Your instructions:
All the entries need to be quoted exactly, apart from the pictures, which you should drop.

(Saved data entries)
★ ★ ★ ★ ★ ★ ★

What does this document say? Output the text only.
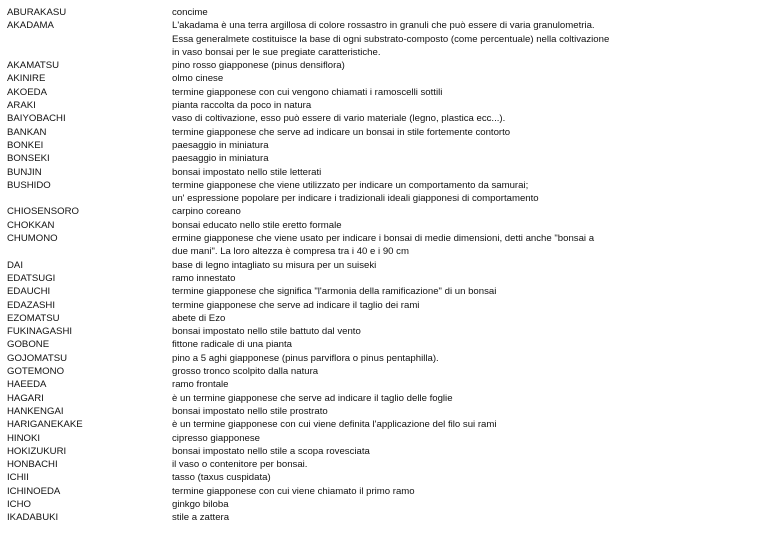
ABURAKASU	concime
AKADAMA	L'akadama è una terra argillosa di colore rossastro in granuli che può essere di varia granulometria.
Essa generalmete costituisce la base di ogni substrato-composto (come percentuale) nella coltivazione
in vaso bonsai per le sue pregiate caratteristiche.
AKAMATSU	pino rosso giapponese (pinus densiflora)
AKINIRE	olmo cinese
AKOEDA	termine giapponese con cui vengono chiamati i ramoscelli sottili
ARAKI	pianta raccolta da poco in natura
BAIYOBACHI	vaso di coltivazione, esso può essere di vario materiale (legno, plastica ecc...).
BANKAN	termine giapponese che serve ad indicare un bonsai in stile fortemente contorto
BONKEI	paesaggio in miniatura
BONSEKI	paesaggio in miniatura
BUNJIN	bonsai impostato nello stile letterati
BUSHIDO	termine giapponese che viene utilizzato per indicare un comportamento da samurai;
un' espressione popolare per indicare i tradizionali ideali giapponesi di comportamento
CHIOSENSORO	carpino coreano
CHOKKAN	bonsai educato nello stile eretto formale
CHUMONO	ermine giapponese che viene usato per indicare i bonsai di medie dimensioni, detti anche "bonsai a
due mani". La loro altezza è compresa tra i 40 e i 90 cm
DAI	base di legno intagliato su misura per un suiseki
EDATSUGI	ramo innestato
EDAUCHI	termine giapponese che significa "l'armonia della ramificazione" di un bonsai
EDAZASHI	termine giapponese che serve ad indicare il taglio dei rami
EZOMATSU	abete di Ezo
FUKINAGASHI	bonsai impostato nello stile battuto dal vento
GOBONE	fittone radicale di una pianta
GOJOMATSU	pino a 5 aghi giapponese (pinus parviflora o pinus pentaphilla).
GOTEMONO	grosso tronco scolpito dalla natura
HAEEDA	ramo frontale
HAGARI	è un termine giapponese che serve ad indicare il taglio delle foglie
HANKENGAI	bonsai impostato nello stile prostrato
HARIGANEKAKE	è un termine giapponese con cui viene definita l'applicazione del filo sui rami
HINOKI	cipresso giapponese
HOKIZUKURI	bonsai impostato nello stile a scopa rovesciata
HONBACHI	il vaso o contenitore per bonsai.
ICHII	tasso (taxus cuspidata)
ICHINOEDA	termine giapponese con cui viene chiamato il primo ramo
ICHO	ginkgo biloba
IKADABUKI	stile a zattera
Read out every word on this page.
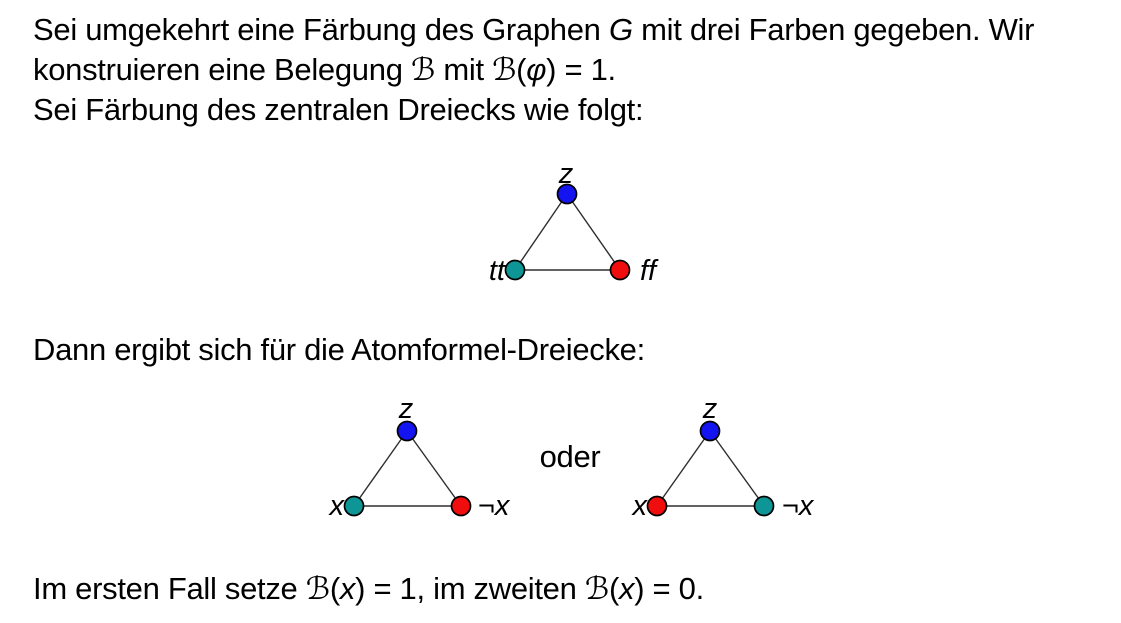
Sei umgekehrt eine Färbung des Graphen G mit drei Farben gegeben. Wir
konstruieren eine Belegung ℬ mit ℬ(φ) = 1.
Sei Färbung des zentralen Dreiecks wie folgt:
z
tt	ff
Dann ergibt sich für die Atomformel-Dreiecke:
z
x	¬x
oder
z
x	¬x
Im ersten Fall setze ℬ(x) = 1, im zweiten ℬ(x) = 0.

★ ★ ★ ★ ★ ★ ★

Correct result:
What does this document say? Output the text only.
ABURAKASU	concime
AKADAMA	L'akadama è una terra argillosa di colore rossastro in granuli che può essere di varia granulometria.
Essa generalmete costituisce la base di ogni substrato-composto (come percentuale) nella coltivazione
in vaso bonsai per le sue pregiate caratteristiche.
AKAMATSU	pino rosso giapponese (pinus densiflora)
AKINIRE	olmo cinese
AKOEDA	termine giapponese con cui vengono chiamati i ramoscelli sottili
ARAKI	pianta raccolta da poco in natura
BAIYOBACHI	vaso di coltivazione, esso può essere di vario materiale (legno, plastica ecc...).
BANKAN	termine giapponese che serve ad indicare un bonsai in stile fortemente contorto
BONKEI	paesaggio in miniatura
BONSEKI	paesaggio in miniatura
BUNJIN	bonsai impostato nello stile letterati
BUSHIDO	termine giapponese che viene utilizzato per indicare un comportamento da samurai;
un' espressione popolare per indicare i tradizionali ideali giapponesi di comportamento
CHIOSENSORO	carpino coreano
CHOKKAN	bonsai educato nello stile eretto formale
CHUMONO	ermine giapponese che viene usato per indicare i bonsai di medie dimensioni, detti anche "bonsai a
due mani". La loro altezza è compresa tra i 40 e i 90 cm
DAI	base di legno intagliato su misura per un suiseki
EDATSUGI	ramo innestato
EDAUCHI	termine giapponese che significa "l'armonia della ramificazione" di un bonsai
EDAZASHI	termine giapponese che serve ad indicare il taglio dei rami
EZOMATSU	abete di Ezo
FUKINAGASHI	bonsai impostato nello stile battuto dal vento
GOBONE	fittone radicale di una pianta
GOJOMATSU	pino a 5 aghi giapponese (pinus parviflora o pinus pentaphilla).
GOTEMONO	grosso tronco scolpito dalla natura
HAEEDA	ramo frontale
HAGARI	è un termine giapponese che serve ad indicare il taglio delle foglie
HANKENGAI	bonsai impostato nello stile prostrato
HARIGANEKAKE	è un termine giapponese con cui viene definita l'applicazione del filo sui rami
HINOKI	cipresso giapponese
HOKIZUKURI	bonsai impostato nello stile a scopa rovesciata
HONBACHI	il vaso o contenitore per bonsai.
ICHII	tasso (taxus cuspidata)
ICHINOEDA	termine giapponese con cui viene chiamato il primo ramo
ICHO	ginkgo biloba
IKADABUKI	stile a zattera
Read out every word on this page.
Sei umgekehrt eine Färbung des Graphen G mit drei Farben gegeben. Wir
konstruieren eine Belegung ℬ mit ℬ(φ) = 1.
Sei Färbung des zentralen Dreiecks wie folgt:
z
tt	ff
Dann ergibt sich für die Atomformel-Dreiecke:
z
x	¬x
oder
z
x	¬x
Im ersten Fall setze ℬ(x) = 1, im zweiten ℬ(x) = 0.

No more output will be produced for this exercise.